→ **What to produce**
Report each line of the data that includes the word "Signal".

Data extracted from a collection

******************************

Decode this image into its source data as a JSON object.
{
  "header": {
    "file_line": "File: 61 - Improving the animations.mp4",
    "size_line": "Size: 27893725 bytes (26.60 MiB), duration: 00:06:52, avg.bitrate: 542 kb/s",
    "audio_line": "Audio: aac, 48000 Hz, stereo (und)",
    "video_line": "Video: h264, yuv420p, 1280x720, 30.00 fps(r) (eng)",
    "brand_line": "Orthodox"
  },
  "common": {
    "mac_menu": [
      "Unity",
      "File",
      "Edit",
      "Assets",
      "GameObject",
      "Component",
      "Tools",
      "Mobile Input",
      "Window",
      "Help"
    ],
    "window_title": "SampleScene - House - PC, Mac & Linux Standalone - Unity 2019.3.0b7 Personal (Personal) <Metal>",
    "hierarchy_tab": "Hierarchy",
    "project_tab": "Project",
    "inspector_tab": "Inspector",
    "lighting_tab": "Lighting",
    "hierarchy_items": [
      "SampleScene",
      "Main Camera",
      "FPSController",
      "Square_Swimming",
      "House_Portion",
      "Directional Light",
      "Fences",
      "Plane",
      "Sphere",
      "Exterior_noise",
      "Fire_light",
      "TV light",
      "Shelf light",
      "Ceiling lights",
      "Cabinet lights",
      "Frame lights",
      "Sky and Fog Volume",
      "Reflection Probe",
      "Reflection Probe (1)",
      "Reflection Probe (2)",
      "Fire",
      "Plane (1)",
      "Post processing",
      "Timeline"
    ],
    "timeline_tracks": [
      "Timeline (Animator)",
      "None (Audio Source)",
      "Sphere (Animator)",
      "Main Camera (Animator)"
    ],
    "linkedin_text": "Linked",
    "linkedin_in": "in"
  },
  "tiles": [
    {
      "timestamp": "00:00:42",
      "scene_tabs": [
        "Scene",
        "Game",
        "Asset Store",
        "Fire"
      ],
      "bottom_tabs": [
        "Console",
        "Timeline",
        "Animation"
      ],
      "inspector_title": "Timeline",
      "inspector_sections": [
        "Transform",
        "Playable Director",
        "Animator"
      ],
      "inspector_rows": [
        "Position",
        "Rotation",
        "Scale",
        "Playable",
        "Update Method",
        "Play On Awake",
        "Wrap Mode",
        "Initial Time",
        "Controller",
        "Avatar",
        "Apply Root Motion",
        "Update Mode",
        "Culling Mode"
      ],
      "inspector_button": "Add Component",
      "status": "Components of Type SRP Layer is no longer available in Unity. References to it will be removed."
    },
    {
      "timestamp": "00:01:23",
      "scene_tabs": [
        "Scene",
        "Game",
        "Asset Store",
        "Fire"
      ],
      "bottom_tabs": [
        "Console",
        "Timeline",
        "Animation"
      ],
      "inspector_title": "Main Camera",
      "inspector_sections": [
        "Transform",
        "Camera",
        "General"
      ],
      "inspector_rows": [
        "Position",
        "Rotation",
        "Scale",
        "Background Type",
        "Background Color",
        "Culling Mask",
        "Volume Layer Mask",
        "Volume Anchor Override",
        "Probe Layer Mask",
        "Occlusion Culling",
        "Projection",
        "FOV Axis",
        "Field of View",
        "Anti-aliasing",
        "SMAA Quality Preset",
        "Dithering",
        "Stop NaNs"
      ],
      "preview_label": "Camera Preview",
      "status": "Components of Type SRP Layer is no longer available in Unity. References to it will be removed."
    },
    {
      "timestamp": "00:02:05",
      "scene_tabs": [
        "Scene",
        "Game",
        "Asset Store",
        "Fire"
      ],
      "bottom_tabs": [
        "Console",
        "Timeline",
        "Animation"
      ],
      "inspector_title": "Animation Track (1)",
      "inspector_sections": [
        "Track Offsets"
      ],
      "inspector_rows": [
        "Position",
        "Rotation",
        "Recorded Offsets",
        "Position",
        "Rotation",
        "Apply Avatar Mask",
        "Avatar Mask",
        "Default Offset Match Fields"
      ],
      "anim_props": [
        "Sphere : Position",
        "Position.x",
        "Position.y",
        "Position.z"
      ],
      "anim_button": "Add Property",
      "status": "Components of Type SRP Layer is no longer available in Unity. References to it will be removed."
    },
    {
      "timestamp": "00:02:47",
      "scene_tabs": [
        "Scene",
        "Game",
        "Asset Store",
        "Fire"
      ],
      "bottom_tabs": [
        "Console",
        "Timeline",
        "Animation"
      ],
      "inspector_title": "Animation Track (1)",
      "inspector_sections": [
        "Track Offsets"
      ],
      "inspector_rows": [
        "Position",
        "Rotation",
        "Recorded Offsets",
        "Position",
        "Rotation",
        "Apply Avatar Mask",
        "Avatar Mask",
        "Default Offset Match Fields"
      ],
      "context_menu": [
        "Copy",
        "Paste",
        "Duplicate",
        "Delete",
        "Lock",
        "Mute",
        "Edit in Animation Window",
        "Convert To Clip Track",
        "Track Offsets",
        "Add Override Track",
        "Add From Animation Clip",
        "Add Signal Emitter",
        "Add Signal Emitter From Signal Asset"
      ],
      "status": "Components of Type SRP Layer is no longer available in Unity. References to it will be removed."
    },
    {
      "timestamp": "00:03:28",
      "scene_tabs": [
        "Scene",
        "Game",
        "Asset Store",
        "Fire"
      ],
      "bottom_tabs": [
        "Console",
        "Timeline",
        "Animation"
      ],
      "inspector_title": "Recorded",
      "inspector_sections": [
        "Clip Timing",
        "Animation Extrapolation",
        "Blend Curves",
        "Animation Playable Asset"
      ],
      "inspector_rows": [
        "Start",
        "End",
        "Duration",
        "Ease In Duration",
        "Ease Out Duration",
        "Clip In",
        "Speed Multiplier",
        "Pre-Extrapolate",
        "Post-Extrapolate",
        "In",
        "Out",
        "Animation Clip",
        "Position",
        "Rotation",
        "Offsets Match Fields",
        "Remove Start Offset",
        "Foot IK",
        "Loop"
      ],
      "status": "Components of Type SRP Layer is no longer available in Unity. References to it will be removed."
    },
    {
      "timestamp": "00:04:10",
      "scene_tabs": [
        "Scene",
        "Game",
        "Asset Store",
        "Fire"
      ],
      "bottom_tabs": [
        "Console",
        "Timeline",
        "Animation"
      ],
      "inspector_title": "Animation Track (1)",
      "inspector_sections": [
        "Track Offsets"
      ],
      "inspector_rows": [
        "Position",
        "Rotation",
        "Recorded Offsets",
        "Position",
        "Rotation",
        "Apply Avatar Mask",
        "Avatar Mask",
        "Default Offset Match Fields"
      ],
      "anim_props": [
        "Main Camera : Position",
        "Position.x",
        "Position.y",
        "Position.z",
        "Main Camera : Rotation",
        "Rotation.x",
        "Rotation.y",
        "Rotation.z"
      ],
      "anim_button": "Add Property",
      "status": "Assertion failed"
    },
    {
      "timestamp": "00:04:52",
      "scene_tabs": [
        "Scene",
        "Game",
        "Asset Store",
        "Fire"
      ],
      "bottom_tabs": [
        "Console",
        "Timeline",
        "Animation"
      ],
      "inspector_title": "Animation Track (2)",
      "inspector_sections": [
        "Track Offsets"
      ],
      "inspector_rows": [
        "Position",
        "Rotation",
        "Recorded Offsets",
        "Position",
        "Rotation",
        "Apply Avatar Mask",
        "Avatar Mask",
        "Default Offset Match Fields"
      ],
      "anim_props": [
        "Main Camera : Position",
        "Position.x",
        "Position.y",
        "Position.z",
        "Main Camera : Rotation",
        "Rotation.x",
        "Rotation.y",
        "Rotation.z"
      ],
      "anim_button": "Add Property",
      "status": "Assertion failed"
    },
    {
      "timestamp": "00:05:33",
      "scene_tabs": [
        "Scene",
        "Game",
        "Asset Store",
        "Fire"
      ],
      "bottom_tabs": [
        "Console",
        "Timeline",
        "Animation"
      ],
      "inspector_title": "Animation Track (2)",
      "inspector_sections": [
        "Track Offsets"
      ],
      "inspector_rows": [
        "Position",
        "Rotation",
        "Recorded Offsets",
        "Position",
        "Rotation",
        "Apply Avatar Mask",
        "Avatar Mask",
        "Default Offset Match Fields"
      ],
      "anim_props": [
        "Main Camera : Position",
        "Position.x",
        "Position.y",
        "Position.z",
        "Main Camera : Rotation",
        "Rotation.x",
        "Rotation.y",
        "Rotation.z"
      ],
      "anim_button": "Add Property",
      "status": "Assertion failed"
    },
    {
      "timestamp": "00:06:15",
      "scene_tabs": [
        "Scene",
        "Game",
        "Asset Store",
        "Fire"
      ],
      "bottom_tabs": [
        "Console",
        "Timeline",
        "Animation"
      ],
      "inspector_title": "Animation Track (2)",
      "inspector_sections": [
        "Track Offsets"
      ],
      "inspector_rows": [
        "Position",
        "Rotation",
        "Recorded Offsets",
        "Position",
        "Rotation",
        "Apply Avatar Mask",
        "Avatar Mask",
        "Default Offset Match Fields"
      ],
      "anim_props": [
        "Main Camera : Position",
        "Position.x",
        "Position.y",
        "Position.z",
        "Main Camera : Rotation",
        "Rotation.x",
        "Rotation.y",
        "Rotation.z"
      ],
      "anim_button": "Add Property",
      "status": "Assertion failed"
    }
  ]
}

******************************

→ **Output for this task**
        "Add Signal Emitter",
        "Add Signal Emitter From Signal Asset"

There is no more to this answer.